What is asked
What follows is a set of records, each of which is to be written out exactly.

Data shown
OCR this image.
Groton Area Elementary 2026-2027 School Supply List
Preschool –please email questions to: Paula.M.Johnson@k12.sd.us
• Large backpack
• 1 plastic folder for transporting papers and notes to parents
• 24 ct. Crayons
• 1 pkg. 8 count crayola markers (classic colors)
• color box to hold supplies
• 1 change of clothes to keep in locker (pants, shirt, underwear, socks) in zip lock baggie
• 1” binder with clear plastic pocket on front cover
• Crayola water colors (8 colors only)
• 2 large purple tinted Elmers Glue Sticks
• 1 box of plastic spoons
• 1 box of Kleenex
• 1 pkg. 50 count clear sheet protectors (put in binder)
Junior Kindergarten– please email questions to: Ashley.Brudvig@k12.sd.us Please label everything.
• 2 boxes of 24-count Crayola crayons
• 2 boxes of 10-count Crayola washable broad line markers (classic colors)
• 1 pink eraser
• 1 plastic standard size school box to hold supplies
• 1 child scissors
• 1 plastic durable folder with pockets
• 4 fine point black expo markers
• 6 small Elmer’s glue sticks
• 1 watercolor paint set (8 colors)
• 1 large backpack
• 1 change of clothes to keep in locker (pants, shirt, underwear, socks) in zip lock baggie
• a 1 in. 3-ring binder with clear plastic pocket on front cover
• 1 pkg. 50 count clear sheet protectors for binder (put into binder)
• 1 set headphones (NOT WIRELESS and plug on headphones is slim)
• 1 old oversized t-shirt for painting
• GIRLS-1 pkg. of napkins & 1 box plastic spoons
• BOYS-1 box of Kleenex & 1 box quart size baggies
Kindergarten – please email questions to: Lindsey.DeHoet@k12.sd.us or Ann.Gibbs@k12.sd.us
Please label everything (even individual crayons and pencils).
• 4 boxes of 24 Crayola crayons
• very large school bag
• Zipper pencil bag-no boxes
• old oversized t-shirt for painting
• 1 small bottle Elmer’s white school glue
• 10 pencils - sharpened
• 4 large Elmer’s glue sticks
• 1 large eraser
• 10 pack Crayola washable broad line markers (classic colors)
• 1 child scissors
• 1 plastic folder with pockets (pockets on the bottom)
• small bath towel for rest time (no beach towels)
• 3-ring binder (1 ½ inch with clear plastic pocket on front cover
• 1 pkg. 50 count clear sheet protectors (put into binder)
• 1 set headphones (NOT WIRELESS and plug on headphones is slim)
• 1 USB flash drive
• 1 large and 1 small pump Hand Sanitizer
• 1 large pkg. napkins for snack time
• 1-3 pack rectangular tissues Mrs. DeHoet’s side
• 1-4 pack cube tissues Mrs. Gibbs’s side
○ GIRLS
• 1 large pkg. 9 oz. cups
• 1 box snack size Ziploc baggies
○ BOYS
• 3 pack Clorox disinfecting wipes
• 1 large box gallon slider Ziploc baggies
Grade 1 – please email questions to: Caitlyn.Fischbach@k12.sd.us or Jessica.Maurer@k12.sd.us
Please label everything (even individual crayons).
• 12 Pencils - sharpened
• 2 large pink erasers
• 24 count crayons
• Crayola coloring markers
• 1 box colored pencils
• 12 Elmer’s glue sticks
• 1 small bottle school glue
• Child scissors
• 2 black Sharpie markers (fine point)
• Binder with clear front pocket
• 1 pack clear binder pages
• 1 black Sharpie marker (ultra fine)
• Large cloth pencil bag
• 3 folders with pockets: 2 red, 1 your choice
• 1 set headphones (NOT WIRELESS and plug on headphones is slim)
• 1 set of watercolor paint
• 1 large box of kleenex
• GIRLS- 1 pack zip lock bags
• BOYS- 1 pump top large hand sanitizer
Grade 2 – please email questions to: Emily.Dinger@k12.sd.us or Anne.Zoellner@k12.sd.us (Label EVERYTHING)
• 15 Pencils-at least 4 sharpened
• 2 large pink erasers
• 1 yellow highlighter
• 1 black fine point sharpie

Answer in full
OCR this image.
Groton Area Elementary 2026-2027 School Supply List
Preschool –please email questions to: Paula.M.Johnson@k12.sd.us
• Large backpack
• 1 plastic folder for transporting papers and notes to parents
• 24 ct. Crayons
• 1 pkg. 8 count crayola markers (classic colors)
• color box to hold supplies
• 1 change of clothes to keep in locker (pants, shirt, underwear, socks) in zip lock baggie
• 1” binder with clear plastic pocket on front cover
• Crayola water colors (8 colors only)
• 2 large purple tinted Elmers Glue Sticks
• 1 box of plastic spoons
• 1 box of Kleenex
• 1 pkg. 50 count clear sheet protectors (put in binder)
Junior Kindergarten– please email questions to: Ashley.Brudvig@k12.sd.us Please label everything.
• 2 boxes of 24-count Crayola crayons
• 2 boxes of 10-count Crayola washable broad line markers (classic colors)
• 1 pink eraser
• 1 plastic standard size school box to hold supplies
• 1 child scissors
• 1 plastic durable folder with pockets
• 4 fine point black expo markers
• 6 small Elmer’s glue sticks
• 1 watercolor paint set (8 colors)
• 1 large backpack
• 1 change of clothes to keep in locker (pants, shirt, underwear, socks) in zip lock baggie
• a 1 in. 3-ring binder with clear plastic pocket on front cover
• 1 pkg. 50 count clear sheet protectors for binder (put into binder)
• 1 set headphones (NOT WIRELESS and plug on headphones is slim)
• 1 old oversized t-shirt for painting
• GIRLS-1 pkg. of napkins & 1 box plastic spoons
• BOYS-1 box of Kleenex & 1 box quart size baggies
Kindergarten – please email questions to: Lindsey.DeHoet@k12.sd.us or Ann.Gibbs@k12.sd.us
Please label everything (even individual crayons and pencils).
• 4 boxes of 24 Crayola crayons
• very large school bag
• Zipper pencil bag-no boxes
• old oversized t-shirt for painting
• 1 small bottle Elmer’s white school glue
• 10 pencils - sharpened
• 4 large Elmer’s glue sticks
• 1 large eraser
• 10 pack Crayola washable broad line markers (classic colors)
• 1 child scissors
• 1 plastic folder with pockets (pockets on the bottom)
• small bath towel for rest time (no beach towels)
• 3-ring binder (1 ½ inch with clear plastic pocket on front cover
• 1 pkg. 50 count clear sheet protectors (put into binder)
• 1 set headphones (NOT WIRELESS and plug on headphones is slim)
• 1 USB flash drive
• 1 large and 1 small pump Hand Sanitizer
• 1 large pkg. napkins for snack time
• 1-3 pack rectangular tissues Mrs. DeHoet’s side
• 1-4 pack cube tissues Mrs. Gibbs’s side
○ GIRLS
• 1 large pkg. 9 oz. cups
• 1 box snack size Ziploc baggies
○ BOYS
• 3 pack Clorox disinfecting wipes
• 1 large box gallon slider Ziploc baggies
Grade 1 – please email questions to: Caitlyn.Fischbach@k12.sd.us or Jessica.Maurer@k12.sd.us
Please label everything (even individual crayons).
• 12 Pencils - sharpened
• 2 large pink erasers
• 24 count crayons
• Crayola coloring markers
• 1 box colored pencils
• 12 Elmer’s glue sticks
• 1 small bottle school glue
• Child scissors
• 2 black Sharpie markers (fine point)
• Binder with clear front pocket
• 1 pack clear binder pages
• 1 black Sharpie marker (ultra fine)
• Large cloth pencil bag
• 3 folders with pockets: 2 red, 1 your choice
• 1 set headphones (NOT WIRELESS and plug on headphones is slim)
• 1 set of watercolor paint
• 1 large box of kleenex
• GIRLS- 1 pack zip lock bags
• BOYS- 1 pump top large hand sanitizer
Grade 2 – please email questions to: Emily.Dinger@k12.sd.us or Anne.Zoellner@k12.sd.us (Label EVERYTHING)
• 15 Pencils-at least 4 sharpened
• 2 large pink erasers
• 1 yellow highlighter
• 1 black fine point sharpie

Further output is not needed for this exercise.